(Stored data)
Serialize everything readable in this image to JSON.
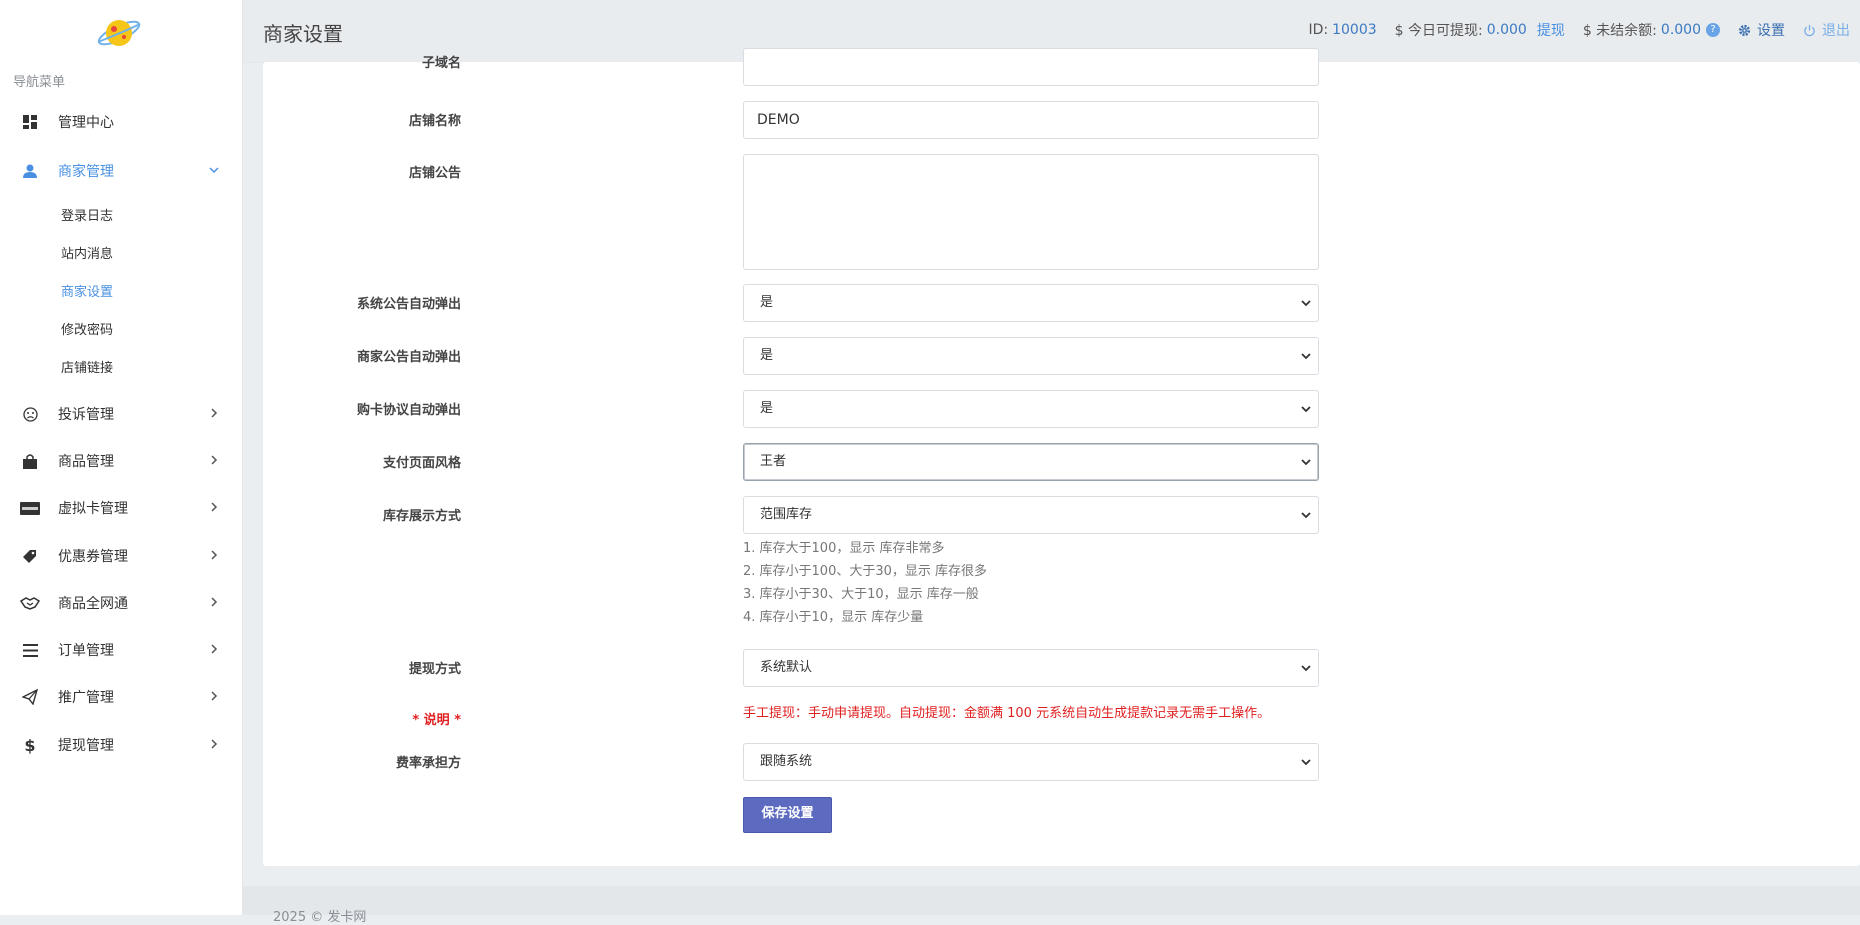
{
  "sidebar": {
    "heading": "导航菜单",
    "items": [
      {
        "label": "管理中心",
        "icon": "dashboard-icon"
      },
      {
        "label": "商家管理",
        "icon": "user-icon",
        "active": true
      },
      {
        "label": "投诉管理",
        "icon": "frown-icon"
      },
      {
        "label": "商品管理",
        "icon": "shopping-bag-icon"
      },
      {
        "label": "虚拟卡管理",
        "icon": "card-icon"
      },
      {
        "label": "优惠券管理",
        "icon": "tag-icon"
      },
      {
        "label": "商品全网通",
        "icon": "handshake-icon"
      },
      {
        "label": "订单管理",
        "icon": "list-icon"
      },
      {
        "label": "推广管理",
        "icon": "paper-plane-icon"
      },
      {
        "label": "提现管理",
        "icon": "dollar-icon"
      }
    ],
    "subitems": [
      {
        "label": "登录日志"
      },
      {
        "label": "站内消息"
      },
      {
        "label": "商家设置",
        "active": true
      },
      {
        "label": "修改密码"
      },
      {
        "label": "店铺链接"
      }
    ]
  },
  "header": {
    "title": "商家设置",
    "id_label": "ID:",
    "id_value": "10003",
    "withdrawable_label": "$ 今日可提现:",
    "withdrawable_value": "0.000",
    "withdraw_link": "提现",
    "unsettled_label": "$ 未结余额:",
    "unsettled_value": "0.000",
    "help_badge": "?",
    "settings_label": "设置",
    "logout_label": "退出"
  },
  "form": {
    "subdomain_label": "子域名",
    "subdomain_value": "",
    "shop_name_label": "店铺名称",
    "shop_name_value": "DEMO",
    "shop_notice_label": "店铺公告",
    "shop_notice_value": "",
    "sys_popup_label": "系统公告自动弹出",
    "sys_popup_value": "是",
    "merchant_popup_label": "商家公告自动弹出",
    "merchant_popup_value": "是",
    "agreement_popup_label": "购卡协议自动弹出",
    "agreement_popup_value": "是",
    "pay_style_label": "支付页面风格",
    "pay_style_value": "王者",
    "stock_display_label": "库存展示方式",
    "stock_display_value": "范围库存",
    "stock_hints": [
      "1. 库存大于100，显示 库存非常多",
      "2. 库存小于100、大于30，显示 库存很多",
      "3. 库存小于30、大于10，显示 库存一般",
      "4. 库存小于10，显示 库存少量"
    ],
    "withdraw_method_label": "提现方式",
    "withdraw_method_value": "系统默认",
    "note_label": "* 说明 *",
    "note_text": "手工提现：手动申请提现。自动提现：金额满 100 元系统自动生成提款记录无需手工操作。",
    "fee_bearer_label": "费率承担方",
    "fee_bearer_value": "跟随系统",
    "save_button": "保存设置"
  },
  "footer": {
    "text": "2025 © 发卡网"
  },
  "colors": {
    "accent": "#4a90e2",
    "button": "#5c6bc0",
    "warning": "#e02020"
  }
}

| TASK PROMPT |
Pictures in the records should not appear in your copy, but everything else must be transcribed exactly.

| ANSWER FOR THIS EXERCISE |
Serialize everything readable in this image to JSON.
{
  "sidebar": {
    "heading": "导航菜单",
    "items": [
      {
        "label": "管理中心",
        "icon": "dashboard-icon"
      },
      {
        "label": "商家管理",
        "icon": "user-icon",
        "active": true
      },
      {
        "label": "投诉管理",
        "icon": "frown-icon"
      },
      {
        "label": "商品管理",
        "icon": "shopping-bag-icon"
      },
      {
        "label": "虚拟卡管理",
        "icon": "card-icon"
      },
      {
        "label": "优惠券管理",
        "icon": "tag-icon"
      },
      {
        "label": "商品全网通",
        "icon": "handshake-icon"
      },
      {
        "label": "订单管理",
        "icon": "list-icon"
      },
      {
        "label": "推广管理",
        "icon": "paper-plane-icon"
      },
      {
        "label": "提现管理",
        "icon": "dollar-icon"
      }
    ],
    "subitems": [
      {
        "label": "登录日志"
      },
      {
        "label": "站内消息"
      },
      {
        "label": "商家设置",
        "active": true
      },
      {
        "label": "修改密码"
      },
      {
        "label": "店铺链接"
      }
    ]
  },
  "header": {
    "title": "商家设置",
    "id_label": "ID:",
    "id_value": "10003",
    "withdrawable_label": "$ 今日可提现:",
    "withdrawable_value": "0.000",
    "withdraw_link": "提现",
    "unsettled_label": "$ 未结余额:",
    "unsettled_value": "0.000",
    "help_badge": "?",
    "settings_label": "设置",
    "logout_label": "退出"
  },
  "form": {
    "subdomain_label": "子域名",
    "subdomain_value": "",
    "shop_name_label": "店铺名称",
    "shop_name_value": "DEMO",
    "shop_notice_label": "店铺公告",
    "shop_notice_value": "",
    "sys_popup_label": "系统公告自动弹出",
    "sys_popup_value": "是",
    "merchant_popup_label": "商家公告自动弹出",
    "merchant_popup_value": "是",
    "agreement_popup_label": "购卡协议自动弹出",
    "agreement_popup_value": "是",
    "pay_style_label": "支付页面风格",
    "pay_style_value": "王者",
    "stock_display_label": "库存展示方式",
    "stock_display_value": "范围库存",
    "stock_hints": [
      "1. 库存大于100，显示 库存非常多",
      "2. 库存小于100、大于30，显示 库存很多",
      "3. 库存小于30、大于10，显示 库存一般",
      "4. 库存小于10，显示 库存少量"
    ],
    "withdraw_method_label": "提现方式",
    "withdraw_method_value": "系统默认",
    "note_label": "* 说明 *",
    "note_text": "手工提现：手动申请提现。自动提现：金额满 100 元系统自动生成提款记录无需手工操作。",
    "fee_bearer_label": "费率承担方",
    "fee_bearer_value": "跟随系统",
    "save_button": "保存设置"
  },
  "footer": {
    "text": "2025 © 发卡网"
  },
  "colors": {
    "accent": "#4a90e2",
    "button": "#5c6bc0",
    "warning": "#e02020"
  }
}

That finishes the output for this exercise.